Document section
Mexican Border Violence, Drug Smuggling Surge; Federal Agents Come Under Gunfire
While President Biden’s Afghanistan debacle justifiably receives the world’s attention and vast media coverage, the Mexican border in the U.S.’s own backyard should not be ignored. Besides the unparalleled onslaught of illegal immigrants, the region is becoming increasingly violent with unprecedented criminal activity that includes a distressing escalation in drug smuggling and brazen attacks against American federal agents. Organized Transnational Criminal Organizations (TCOs) are behind the movement, and they are a serious threat to national security and public safety, according to Customs and Border Protection (CBP), the frontline Homeland Security agency charged with keeping terrorists and their weapons out of the U.S.
Examples provided by the agency in the last few days alone help illustrate the disturbing reality along the nation’s 2,000-mile border with Mexico. Federal agents are overwhelmed as criminal elements are fortified and boldly execute human and drug smuggling missions. Federal agents that might get in the way of their illicit operations have become targets of the TCOs, which “are heavily involved in smuggling people, including terrorists, criminals and trafficking victims, as well as weapons, cash, and drugs through sophisticated criminal networks,” CBP writes in a recent statement confirming that several Border Patrol agents have come under gunfire recently in Texas and California. The agency goes on to say that “TCOs conduct their operations without regard for human life—money and power are their only motivation.”

What to work on
1. Why, according to the article on Mexican border violence, have federal agents become targets of the TCOs?
2. Resume the article on Mexican border violence after its last sentence.
The lines after this point come from a separate source.

Collected data
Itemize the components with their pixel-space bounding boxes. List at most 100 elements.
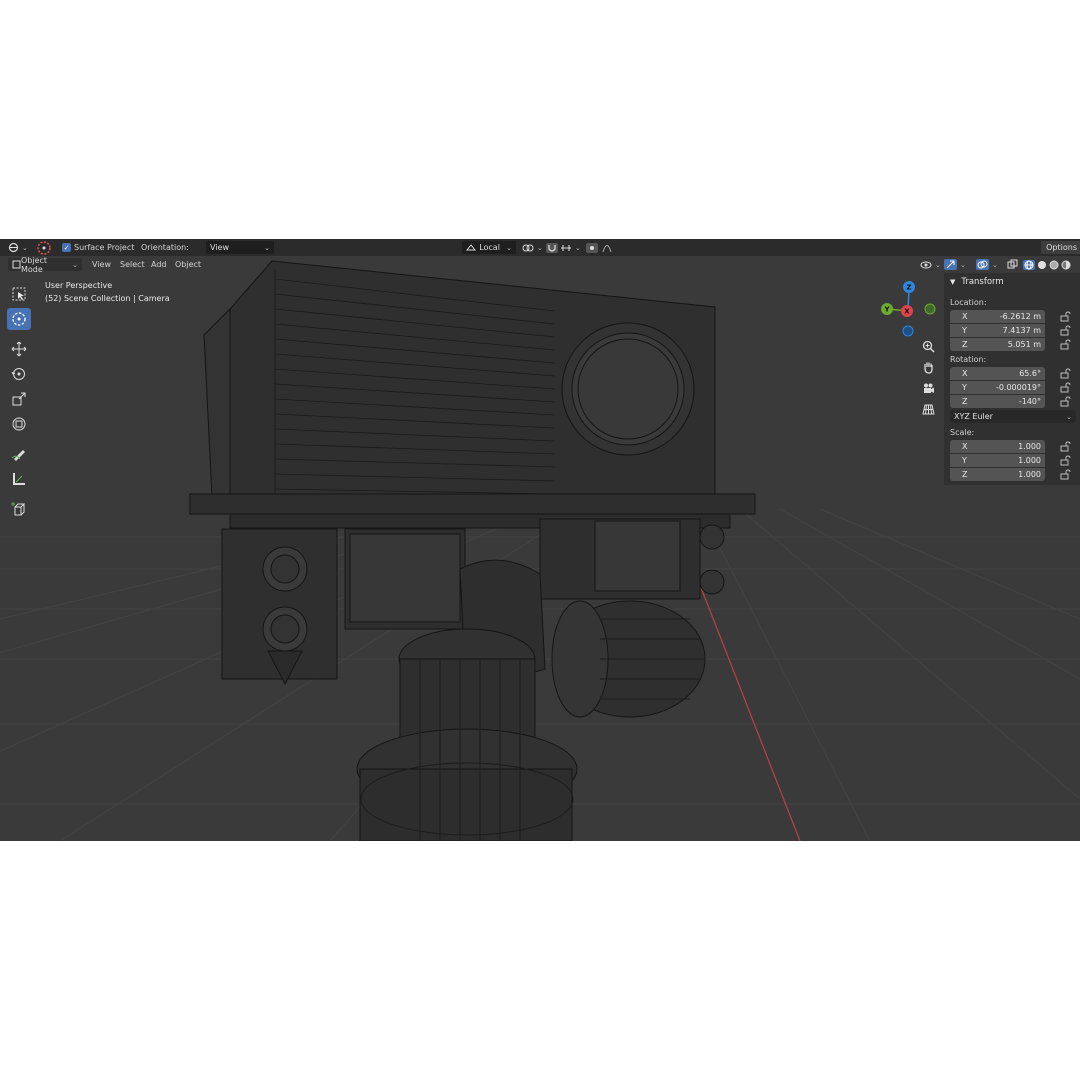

Answers by task
1. Federal agents have become targets because they might get in the way of the TCOs' illicit operations. CBP says these groups operate without regard for human life, driven only by money and power.

2.
In recent incidents surrounding the California and Texas border regions, suspects used firearms to shoot at several Border Patrol agents, CBP confirms. The agency does not provide further details, presumably for security reasons, but indicates that federal agents are increasingly getting attacked as “criminals will stop at nothing to further their illegal activities.” Life-threatening confrontations are on the rise for agents working to secure America’s borders, the Homeland Security agency discloses. “In many cases, agents find themselves in remote locations where they are significantly outnumbered and do not have immediate backup,” CBP writes in the statement released earlier this month. The agency assures it has protocols in place to protect the safety of the agents enforcing the nation’s laws and that it is collaborating with Mexican law enforcement authorities about the recent shootings. That last part may seem a bit laughable considering Mexico’s notoriously corrupt government, military, and police.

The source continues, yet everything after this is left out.